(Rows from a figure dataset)

▬▬▬

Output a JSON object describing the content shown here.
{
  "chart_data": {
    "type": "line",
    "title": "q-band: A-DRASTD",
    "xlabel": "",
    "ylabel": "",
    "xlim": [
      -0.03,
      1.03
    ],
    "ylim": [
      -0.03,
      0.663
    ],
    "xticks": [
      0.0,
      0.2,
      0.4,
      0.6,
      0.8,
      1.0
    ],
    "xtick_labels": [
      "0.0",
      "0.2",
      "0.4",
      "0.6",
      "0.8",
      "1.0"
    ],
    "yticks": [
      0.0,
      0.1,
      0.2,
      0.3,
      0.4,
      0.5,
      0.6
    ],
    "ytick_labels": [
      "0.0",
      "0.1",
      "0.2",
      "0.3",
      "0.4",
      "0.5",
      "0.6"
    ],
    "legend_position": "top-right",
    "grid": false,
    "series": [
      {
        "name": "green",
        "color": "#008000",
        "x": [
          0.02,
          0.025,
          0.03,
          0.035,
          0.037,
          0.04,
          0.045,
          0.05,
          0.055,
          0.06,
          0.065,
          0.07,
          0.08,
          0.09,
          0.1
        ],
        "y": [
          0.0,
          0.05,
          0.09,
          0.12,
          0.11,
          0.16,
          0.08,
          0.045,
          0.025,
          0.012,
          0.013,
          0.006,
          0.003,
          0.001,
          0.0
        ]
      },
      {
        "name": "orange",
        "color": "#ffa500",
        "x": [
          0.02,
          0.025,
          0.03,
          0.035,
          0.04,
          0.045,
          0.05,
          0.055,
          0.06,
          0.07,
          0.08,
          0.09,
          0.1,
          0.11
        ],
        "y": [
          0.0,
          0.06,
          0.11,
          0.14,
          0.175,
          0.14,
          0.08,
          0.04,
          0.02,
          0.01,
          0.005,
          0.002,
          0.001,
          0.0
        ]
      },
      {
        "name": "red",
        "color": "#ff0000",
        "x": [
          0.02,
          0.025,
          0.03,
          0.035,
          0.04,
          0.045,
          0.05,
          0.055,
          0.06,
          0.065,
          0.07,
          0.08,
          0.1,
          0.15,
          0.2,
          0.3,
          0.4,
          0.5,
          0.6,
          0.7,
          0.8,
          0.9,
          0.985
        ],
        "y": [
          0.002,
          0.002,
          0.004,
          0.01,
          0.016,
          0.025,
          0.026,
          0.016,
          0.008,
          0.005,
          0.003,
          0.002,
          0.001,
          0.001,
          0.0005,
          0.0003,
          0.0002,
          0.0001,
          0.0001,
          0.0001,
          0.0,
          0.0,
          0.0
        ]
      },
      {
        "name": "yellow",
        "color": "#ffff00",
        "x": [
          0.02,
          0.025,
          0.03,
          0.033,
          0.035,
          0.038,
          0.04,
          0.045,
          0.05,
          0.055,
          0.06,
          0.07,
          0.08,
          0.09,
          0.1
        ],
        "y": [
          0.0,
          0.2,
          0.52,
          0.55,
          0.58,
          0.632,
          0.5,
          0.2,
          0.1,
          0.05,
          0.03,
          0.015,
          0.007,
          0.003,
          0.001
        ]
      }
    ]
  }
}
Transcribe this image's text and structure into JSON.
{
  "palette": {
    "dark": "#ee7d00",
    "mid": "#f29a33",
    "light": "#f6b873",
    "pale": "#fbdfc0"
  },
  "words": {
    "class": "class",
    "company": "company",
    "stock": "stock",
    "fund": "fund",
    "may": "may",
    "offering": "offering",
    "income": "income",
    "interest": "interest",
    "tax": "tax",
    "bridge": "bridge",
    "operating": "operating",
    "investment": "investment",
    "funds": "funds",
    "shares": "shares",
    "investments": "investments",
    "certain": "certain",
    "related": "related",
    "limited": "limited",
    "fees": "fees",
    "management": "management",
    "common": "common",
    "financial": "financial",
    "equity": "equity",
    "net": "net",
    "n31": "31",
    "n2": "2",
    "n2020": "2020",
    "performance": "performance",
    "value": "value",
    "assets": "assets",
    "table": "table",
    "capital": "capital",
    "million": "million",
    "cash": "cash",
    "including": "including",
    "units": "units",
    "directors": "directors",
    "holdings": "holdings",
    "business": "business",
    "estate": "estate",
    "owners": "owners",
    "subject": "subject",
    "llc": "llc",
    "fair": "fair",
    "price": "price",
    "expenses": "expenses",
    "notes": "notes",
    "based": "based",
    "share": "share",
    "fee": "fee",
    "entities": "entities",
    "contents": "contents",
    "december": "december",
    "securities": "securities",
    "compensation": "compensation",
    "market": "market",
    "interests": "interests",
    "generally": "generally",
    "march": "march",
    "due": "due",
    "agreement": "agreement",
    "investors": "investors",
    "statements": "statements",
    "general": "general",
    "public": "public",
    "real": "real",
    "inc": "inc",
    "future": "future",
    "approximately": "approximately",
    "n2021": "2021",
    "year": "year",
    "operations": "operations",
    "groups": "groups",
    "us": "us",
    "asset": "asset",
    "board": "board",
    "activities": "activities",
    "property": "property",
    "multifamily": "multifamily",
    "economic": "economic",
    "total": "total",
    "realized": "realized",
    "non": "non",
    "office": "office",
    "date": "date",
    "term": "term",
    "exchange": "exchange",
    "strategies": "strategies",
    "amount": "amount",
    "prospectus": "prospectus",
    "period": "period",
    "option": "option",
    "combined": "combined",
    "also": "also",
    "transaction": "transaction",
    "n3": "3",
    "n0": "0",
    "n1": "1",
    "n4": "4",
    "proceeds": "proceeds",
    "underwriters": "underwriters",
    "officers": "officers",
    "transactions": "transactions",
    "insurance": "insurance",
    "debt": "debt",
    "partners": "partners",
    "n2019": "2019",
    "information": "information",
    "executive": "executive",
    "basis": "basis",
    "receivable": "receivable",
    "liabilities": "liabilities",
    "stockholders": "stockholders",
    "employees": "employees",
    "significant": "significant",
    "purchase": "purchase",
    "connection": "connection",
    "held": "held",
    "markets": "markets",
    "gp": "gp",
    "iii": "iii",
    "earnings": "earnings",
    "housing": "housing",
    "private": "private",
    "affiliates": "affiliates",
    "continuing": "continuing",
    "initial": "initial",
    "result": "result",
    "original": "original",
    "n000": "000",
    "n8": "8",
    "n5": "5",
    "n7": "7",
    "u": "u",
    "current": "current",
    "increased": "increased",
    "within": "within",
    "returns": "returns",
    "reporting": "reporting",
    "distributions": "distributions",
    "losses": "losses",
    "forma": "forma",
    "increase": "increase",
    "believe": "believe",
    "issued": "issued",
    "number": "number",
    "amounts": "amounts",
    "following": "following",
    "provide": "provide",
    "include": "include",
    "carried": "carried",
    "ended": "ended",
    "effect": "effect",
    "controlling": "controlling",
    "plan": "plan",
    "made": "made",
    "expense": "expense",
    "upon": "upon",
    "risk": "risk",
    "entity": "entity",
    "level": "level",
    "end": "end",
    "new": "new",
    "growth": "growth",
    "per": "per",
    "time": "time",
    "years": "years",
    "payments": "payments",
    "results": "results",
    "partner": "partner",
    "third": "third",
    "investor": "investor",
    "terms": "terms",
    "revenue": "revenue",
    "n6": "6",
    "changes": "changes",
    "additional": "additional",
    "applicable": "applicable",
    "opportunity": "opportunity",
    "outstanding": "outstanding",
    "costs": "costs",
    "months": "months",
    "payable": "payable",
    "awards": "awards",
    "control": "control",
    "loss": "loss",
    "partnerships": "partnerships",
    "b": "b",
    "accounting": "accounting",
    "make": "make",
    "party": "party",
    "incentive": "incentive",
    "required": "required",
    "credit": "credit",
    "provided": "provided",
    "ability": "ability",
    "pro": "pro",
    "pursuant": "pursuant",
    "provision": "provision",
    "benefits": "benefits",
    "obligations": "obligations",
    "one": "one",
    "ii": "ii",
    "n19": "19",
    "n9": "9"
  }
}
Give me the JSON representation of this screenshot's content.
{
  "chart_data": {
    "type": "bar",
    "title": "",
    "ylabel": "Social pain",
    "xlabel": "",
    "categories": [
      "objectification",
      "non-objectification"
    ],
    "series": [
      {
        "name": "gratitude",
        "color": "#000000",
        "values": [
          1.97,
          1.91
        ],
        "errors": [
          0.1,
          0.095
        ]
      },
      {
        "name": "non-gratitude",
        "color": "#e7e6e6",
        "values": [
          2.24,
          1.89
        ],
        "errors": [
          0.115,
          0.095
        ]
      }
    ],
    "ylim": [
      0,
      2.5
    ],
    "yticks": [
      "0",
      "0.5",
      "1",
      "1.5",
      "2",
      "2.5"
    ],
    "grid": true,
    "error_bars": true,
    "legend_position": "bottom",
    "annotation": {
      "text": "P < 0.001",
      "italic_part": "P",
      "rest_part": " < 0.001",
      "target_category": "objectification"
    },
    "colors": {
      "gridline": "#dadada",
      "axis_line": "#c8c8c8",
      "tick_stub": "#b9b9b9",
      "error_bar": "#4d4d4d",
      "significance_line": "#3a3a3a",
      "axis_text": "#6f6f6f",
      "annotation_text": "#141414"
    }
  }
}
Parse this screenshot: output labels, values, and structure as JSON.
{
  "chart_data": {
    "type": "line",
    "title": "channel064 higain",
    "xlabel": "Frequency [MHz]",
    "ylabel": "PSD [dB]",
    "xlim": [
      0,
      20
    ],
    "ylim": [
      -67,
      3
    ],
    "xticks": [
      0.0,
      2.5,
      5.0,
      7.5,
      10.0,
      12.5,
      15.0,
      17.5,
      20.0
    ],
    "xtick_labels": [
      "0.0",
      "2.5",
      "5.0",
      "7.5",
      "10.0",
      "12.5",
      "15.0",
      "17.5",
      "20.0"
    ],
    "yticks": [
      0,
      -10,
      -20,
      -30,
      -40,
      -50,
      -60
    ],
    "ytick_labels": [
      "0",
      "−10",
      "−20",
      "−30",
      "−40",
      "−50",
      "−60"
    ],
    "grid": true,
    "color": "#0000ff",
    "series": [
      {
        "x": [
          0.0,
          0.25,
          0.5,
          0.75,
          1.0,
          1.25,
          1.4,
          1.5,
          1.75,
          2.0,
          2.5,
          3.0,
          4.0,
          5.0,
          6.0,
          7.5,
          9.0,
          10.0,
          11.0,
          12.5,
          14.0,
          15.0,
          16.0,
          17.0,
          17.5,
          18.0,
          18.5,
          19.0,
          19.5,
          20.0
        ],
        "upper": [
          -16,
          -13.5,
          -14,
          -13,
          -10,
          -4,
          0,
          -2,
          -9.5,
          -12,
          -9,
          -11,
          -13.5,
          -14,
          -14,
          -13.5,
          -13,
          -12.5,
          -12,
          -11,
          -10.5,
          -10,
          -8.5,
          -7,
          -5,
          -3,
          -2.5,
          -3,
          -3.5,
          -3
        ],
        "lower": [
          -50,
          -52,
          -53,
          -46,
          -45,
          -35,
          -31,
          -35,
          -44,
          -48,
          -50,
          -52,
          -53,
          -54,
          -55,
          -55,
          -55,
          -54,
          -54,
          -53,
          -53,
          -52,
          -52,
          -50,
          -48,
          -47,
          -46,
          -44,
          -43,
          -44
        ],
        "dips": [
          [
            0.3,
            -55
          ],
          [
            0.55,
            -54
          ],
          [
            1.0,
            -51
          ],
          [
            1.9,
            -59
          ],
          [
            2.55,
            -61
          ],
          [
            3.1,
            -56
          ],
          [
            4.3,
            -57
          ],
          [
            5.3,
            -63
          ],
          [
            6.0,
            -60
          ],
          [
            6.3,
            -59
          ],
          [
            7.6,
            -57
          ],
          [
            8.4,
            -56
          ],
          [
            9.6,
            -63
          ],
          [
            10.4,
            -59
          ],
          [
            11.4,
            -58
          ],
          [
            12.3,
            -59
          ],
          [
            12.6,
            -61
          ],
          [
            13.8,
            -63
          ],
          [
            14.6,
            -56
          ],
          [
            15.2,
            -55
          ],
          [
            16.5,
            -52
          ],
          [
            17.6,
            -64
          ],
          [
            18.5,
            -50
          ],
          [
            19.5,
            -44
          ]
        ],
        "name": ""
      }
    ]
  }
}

▬▬▬

What you need to do: Read the entries and show each line that mentions "ylabel".

The output:
    "ylabel": "",
    "ylabel": "Social pain",
    "ylabel": "PSD [dB]",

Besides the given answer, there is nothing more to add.